**Material**
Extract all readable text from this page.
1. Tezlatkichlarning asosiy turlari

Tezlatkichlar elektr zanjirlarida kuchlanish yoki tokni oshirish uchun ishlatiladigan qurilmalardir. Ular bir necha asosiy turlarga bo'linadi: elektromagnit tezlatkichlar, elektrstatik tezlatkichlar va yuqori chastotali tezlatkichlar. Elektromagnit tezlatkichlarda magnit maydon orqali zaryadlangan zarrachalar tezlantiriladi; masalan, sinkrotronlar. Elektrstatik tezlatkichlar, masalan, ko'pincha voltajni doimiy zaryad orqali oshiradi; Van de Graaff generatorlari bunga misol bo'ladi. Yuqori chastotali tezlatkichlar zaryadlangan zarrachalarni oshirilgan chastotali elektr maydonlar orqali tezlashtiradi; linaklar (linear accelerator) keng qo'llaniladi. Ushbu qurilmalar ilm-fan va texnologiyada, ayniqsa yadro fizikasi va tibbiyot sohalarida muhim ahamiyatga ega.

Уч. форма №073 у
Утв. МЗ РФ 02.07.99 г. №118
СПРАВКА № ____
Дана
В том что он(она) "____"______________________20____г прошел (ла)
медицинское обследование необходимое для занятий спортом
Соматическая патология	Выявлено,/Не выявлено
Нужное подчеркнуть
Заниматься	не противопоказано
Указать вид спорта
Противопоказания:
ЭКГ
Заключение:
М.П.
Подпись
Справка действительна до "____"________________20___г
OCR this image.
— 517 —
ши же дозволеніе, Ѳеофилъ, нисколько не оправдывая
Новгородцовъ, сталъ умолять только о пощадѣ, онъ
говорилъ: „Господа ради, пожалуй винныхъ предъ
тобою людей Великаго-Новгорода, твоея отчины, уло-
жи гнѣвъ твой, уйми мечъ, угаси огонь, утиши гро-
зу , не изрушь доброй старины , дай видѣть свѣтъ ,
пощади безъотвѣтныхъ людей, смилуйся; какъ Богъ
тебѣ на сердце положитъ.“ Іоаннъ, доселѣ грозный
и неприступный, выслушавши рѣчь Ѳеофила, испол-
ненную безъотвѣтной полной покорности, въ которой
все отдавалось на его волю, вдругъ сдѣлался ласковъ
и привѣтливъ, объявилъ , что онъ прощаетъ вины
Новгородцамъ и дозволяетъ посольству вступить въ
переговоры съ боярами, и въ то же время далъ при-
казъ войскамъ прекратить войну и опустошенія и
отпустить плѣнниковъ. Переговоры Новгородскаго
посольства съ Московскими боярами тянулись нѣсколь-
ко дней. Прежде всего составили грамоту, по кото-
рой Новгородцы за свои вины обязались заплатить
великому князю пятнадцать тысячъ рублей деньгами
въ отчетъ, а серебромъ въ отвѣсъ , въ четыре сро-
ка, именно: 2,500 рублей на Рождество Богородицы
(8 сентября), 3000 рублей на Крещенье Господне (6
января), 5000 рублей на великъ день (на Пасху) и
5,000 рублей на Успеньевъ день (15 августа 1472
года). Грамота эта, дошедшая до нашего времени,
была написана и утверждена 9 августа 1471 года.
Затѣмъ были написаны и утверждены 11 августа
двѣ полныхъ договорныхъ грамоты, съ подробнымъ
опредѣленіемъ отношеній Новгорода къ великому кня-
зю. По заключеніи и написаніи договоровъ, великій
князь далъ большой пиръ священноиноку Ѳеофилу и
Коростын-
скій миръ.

**Work to do**
Give the count of lines in the listing that hold the word "августа", with no other text.

**Answer for the task**
3